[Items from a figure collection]
—————

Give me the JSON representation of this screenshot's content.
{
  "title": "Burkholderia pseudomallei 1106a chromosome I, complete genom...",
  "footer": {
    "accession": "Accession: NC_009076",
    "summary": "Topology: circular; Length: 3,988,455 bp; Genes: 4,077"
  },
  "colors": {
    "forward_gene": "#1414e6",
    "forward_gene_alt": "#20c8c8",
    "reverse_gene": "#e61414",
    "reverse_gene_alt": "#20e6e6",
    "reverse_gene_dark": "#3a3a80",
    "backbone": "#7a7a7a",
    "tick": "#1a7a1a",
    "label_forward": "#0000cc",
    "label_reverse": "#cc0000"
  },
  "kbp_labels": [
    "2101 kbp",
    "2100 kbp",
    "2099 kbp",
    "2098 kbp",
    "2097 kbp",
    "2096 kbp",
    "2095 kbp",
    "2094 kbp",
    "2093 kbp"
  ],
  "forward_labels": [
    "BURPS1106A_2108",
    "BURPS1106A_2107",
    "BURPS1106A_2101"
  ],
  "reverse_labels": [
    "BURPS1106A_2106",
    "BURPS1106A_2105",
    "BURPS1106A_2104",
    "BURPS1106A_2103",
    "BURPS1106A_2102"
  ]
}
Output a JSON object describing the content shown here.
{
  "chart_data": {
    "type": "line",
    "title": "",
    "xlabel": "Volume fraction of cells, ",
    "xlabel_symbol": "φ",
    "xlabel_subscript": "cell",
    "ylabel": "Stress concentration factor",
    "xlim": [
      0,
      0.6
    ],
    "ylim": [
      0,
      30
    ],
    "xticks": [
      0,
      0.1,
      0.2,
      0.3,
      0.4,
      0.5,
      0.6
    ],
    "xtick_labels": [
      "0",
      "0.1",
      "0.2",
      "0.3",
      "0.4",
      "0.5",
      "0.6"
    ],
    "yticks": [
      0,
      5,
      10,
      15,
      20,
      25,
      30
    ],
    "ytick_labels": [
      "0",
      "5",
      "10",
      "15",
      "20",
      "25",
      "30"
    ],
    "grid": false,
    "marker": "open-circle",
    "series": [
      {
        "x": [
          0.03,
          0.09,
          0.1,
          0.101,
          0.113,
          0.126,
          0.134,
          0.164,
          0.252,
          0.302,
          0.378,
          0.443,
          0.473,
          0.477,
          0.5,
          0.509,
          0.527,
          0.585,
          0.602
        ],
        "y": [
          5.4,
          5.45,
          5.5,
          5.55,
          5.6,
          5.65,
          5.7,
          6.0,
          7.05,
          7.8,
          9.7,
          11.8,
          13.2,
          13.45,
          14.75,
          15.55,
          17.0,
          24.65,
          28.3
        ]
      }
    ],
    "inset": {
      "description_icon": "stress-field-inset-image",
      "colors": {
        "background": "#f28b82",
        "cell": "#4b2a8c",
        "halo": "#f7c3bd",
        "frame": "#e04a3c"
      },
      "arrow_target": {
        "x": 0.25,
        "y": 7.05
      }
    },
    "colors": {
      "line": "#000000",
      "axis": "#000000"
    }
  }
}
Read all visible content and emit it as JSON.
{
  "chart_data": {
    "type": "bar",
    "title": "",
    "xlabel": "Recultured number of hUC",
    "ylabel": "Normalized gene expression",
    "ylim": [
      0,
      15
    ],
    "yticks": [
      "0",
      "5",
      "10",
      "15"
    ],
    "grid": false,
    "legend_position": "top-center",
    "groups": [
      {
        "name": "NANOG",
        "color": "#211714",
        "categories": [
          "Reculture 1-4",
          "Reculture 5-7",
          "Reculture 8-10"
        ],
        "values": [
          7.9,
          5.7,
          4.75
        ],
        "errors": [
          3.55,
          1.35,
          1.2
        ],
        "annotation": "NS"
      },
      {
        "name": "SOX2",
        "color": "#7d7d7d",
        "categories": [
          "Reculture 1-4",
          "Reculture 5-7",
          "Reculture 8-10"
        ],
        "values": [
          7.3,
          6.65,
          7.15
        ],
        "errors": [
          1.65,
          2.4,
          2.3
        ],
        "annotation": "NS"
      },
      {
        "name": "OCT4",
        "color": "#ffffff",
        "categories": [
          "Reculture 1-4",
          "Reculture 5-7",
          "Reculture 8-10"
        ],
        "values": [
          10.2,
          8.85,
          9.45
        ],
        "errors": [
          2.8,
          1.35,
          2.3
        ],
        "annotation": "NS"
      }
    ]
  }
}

—————

Work request: In how many lines of the records does the string "JSON" occur? Answer with the number alone.

Completed task: 3